(Items listed in a dataset)
□ □ □ □
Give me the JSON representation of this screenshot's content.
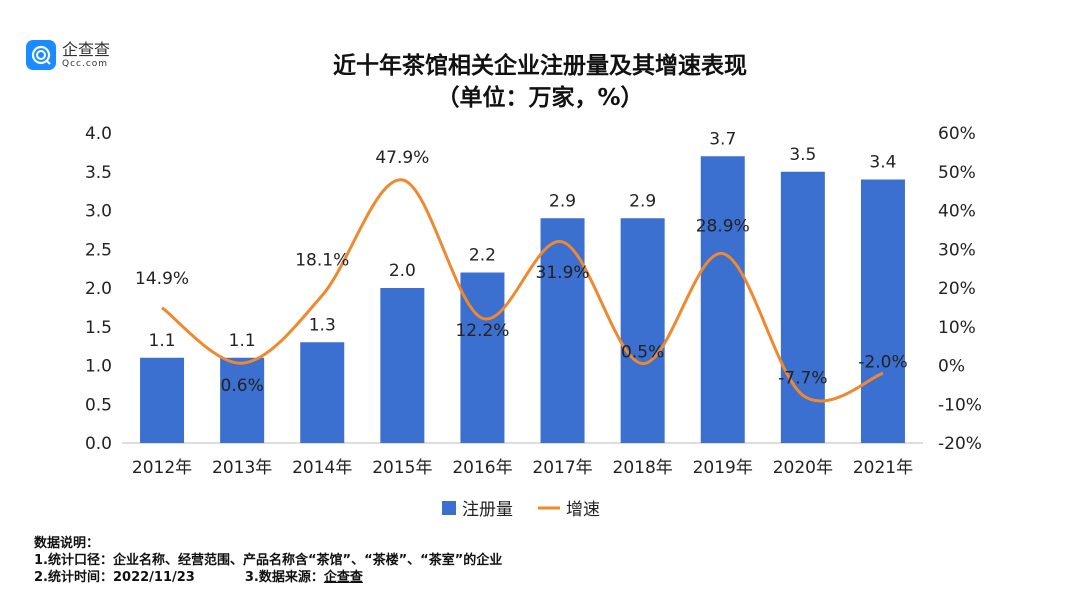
{
  "logo": {
    "name_cn": "企查查",
    "name_en": "Qcc.com"
  },
  "title": "近十年茶馆相关企业注册量及其增速表现",
  "subtitle": "（单位：万家，%）",
  "chart_data": {
    "type": "bar+line",
    "title": "近十年茶馆相关企业注册量及其增速表现",
    "subtitle": "（单位：万家，%）",
    "categories": [
      "2012年",
      "2013年",
      "2014年",
      "2015年",
      "2016年",
      "2017年",
      "2018年",
      "2019年",
      "2020年",
      "2021年"
    ],
    "series": [
      {
        "name": "注册量",
        "type": "bar",
        "axis": "left",
        "color": "#3b6fd0",
        "values": [
          1.1,
          1.1,
          1.3,
          2.0,
          2.2,
          2.9,
          2.9,
          3.7,
          3.5,
          3.4
        ],
        "labels": [
          "1.1",
          "1.1",
          "1.3",
          "2.0",
          "2.2",
          "2.9",
          "2.9",
          "3.7",
          "3.5",
          "3.4"
        ]
      },
      {
        "name": "增速",
        "type": "line",
        "axis": "right",
        "color": "#f0882e",
        "smooth": true,
        "values": [
          14.9,
          0.6,
          18.1,
          47.9,
          12.2,
          31.9,
          0.5,
          28.9,
          -7.7,
          -2.0
        ],
        "labels": [
          "14.9%",
          "0.6%",
          "18.1%",
          "47.9%",
          "12.2%",
          "31.9%",
          "0.5%",
          "28.9%",
          "-7.7%",
          "-2.0%"
        ]
      }
    ],
    "y_left": {
      "lim": [
        0,
        4.0
      ],
      "ticks": [
        "0.0",
        "0.5",
        "1.0",
        "1.5",
        "2.0",
        "2.5",
        "3.0",
        "3.5",
        "4.0"
      ]
    },
    "y_right": {
      "lim": [
        -20,
        60
      ],
      "ticks": [
        "-20%",
        "-10%",
        "0%",
        "10%",
        "20%",
        "30%",
        "40%",
        "50%",
        "60%"
      ]
    },
    "grid": false,
    "legend": "bottom"
  },
  "notes": {
    "heading": "数据说明：",
    "line1": "1.统计口径：企业名称、经营范围、产品名称含“茶馆”、“茶楼”、“茶室”的企业",
    "line2": "2.统计时间：2022/11/23",
    "line3_label": "3.数据来源：",
    "line3_value": "企查查"
  }
}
□ □ □ □
* [BRIEF] All entries must be written out again exactly as given, with no pictures in the copy.

* [EXERCISE SOLUTION]
Give me the JSON representation of this screenshot's content.
{
  "logo": {
    "name_cn": "企查查",
    "name_en": "Qcc.com"
  },
  "title": "近十年茶馆相关企业注册量及其增速表现",
  "subtitle": "（单位：万家，%）",
  "chart_data": {
    "type": "bar+line",
    "title": "近十年茶馆相关企业注册量及其增速表现",
    "subtitle": "（单位：万家，%）",
    "categories": [
      "2012年",
      "2013年",
      "2014年",
      "2015年",
      "2016年",
      "2017年",
      "2018年",
      "2019年",
      "2020年",
      "2021年"
    ],
    "series": [
      {
        "name": "注册量",
        "type": "bar",
        "axis": "left",
        "color": "#3b6fd0",
        "values": [
          1.1,
          1.1,
          1.3,
          2.0,
          2.2,
          2.9,
          2.9,
          3.7,
          3.5,
          3.4
        ],
        "labels": [
          "1.1",
          "1.1",
          "1.3",
          "2.0",
          "2.2",
          "2.9",
          "2.9",
          "3.7",
          "3.5",
          "3.4"
        ]
      },
      {
        "name": "增速",
        "type": "line",
        "axis": "right",
        "color": "#f0882e",
        "smooth": true,
        "values": [
          14.9,
          0.6,
          18.1,
          47.9,
          12.2,
          31.9,
          0.5,
          28.9,
          -7.7,
          -2.0
        ],
        "labels": [
          "14.9%",
          "0.6%",
          "18.1%",
          "47.9%",
          "12.2%",
          "31.9%",
          "0.5%",
          "28.9%",
          "-7.7%",
          "-2.0%"
        ]
      }
    ],
    "y_left": {
      "lim": [
        0,
        4.0
      ],
      "ticks": [
        "0.0",
        "0.5",
        "1.0",
        "1.5",
        "2.0",
        "2.5",
        "3.0",
        "3.5",
        "4.0"
      ]
    },
    "y_right": {
      "lim": [
        -20,
        60
      ],
      "ticks": [
        "-20%",
        "-10%",
        "0%",
        "10%",
        "20%",
        "30%",
        "40%",
        "50%",
        "60%"
      ]
    },
    "grid": false,
    "legend": "bottom"
  },
  "notes": {
    "heading": "数据说明：",
    "line1": "1.统计口径：企业名称、经营范围、产品名称含“茶馆”、“茶楼”、“茶室”的企业",
    "line2": "2.统计时间：2022/11/23",
    "line3_label": "3.数据来源：",
    "line3_value": "企查查"
  }
}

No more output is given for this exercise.